[What the task requires]: In the records below, pick out all lines containing the word "example".

[Listed records]:
— start —

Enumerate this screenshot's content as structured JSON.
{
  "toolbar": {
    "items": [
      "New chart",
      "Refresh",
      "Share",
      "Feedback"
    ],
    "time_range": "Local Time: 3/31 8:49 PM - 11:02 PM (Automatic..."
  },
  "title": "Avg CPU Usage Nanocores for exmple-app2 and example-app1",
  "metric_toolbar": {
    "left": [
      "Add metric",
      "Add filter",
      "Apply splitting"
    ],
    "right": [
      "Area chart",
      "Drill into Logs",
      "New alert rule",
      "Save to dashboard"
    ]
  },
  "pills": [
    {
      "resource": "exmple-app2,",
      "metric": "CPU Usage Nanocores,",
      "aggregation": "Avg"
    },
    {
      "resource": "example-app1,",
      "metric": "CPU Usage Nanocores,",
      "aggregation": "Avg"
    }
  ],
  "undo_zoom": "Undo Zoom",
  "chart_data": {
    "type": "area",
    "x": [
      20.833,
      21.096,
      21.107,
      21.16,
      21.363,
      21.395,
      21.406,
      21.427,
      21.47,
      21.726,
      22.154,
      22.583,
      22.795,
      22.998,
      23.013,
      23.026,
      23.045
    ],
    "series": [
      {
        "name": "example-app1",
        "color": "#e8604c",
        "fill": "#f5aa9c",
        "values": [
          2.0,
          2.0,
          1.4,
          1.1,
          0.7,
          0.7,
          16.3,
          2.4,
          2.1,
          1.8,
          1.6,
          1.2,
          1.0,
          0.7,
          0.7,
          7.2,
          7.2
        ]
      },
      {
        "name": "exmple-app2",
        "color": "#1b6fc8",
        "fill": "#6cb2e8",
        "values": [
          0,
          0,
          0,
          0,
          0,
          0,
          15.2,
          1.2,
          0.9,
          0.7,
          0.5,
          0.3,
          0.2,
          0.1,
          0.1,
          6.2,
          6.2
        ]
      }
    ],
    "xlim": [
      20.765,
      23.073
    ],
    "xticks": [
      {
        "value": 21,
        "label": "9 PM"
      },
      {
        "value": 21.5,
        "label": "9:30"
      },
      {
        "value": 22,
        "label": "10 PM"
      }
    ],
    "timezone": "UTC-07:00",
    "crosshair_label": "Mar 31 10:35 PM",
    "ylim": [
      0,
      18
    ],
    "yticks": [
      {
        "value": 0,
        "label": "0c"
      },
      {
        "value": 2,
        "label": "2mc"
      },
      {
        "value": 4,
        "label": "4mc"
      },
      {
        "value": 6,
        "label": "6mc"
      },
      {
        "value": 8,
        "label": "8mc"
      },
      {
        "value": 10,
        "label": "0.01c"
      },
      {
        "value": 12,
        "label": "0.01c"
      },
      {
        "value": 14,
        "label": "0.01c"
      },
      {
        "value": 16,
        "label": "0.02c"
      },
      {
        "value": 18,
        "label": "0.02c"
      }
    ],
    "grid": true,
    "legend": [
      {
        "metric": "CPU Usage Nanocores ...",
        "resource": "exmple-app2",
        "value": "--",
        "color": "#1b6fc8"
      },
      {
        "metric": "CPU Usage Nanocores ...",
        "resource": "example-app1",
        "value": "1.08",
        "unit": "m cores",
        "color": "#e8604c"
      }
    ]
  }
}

— end —
— start —

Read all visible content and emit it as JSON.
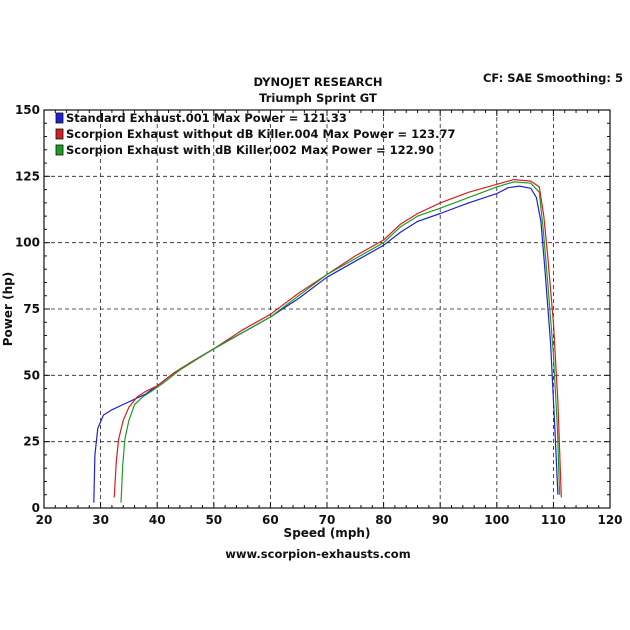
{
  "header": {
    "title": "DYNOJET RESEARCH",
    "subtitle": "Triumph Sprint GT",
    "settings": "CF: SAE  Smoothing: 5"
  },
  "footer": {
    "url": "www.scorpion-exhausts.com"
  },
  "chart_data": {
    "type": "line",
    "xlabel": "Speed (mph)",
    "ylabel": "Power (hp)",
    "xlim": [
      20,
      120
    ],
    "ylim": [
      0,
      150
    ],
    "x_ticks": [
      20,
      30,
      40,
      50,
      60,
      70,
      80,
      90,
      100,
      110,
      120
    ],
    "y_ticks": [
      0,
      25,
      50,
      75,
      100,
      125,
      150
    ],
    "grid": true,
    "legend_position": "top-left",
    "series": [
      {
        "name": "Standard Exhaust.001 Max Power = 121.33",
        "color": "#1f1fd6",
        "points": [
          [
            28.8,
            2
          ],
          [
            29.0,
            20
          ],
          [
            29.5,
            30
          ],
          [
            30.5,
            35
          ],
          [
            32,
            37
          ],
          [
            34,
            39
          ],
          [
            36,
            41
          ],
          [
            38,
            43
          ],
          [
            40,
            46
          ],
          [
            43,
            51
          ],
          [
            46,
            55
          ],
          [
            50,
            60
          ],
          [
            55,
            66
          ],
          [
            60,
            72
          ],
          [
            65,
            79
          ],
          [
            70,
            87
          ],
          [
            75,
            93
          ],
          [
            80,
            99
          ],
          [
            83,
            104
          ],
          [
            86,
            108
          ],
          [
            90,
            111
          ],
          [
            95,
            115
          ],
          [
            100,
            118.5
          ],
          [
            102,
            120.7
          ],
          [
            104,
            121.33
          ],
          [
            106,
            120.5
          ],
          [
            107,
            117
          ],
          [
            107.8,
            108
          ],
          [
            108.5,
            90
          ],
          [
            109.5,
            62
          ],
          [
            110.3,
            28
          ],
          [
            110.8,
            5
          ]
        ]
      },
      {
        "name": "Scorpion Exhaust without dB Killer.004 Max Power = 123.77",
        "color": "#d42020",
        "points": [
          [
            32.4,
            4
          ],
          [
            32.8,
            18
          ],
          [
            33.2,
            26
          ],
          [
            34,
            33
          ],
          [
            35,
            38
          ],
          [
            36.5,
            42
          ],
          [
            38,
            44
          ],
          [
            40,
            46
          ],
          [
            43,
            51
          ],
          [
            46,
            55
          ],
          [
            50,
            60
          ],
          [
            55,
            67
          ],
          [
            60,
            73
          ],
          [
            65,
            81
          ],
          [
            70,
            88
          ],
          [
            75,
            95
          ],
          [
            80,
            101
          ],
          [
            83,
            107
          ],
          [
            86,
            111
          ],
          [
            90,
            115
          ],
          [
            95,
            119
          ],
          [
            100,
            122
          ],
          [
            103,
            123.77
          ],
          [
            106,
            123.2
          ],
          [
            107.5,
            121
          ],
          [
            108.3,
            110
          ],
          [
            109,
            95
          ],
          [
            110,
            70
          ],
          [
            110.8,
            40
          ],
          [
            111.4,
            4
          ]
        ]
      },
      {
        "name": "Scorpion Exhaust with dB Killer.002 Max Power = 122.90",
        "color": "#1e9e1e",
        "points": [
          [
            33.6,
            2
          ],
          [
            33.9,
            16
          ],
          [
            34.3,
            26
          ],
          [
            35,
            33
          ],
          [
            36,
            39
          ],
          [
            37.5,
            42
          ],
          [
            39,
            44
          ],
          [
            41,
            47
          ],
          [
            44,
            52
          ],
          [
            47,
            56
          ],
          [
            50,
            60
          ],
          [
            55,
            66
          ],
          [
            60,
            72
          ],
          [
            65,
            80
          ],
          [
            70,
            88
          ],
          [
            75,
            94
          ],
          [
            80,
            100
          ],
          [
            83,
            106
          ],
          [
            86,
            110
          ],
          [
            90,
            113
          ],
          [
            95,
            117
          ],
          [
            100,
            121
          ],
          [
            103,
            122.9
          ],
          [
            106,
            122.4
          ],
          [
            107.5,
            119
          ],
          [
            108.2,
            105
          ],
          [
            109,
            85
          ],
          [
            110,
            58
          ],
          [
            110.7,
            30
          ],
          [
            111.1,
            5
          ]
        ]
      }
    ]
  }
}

— end —

[Output for this task]:
  "title": "Avg CPU Usage Nanocores for exmple-app2 and example-app1",
      "resource": "example-app1,",
        "name": "example-app1",
        "resource": "example-app1",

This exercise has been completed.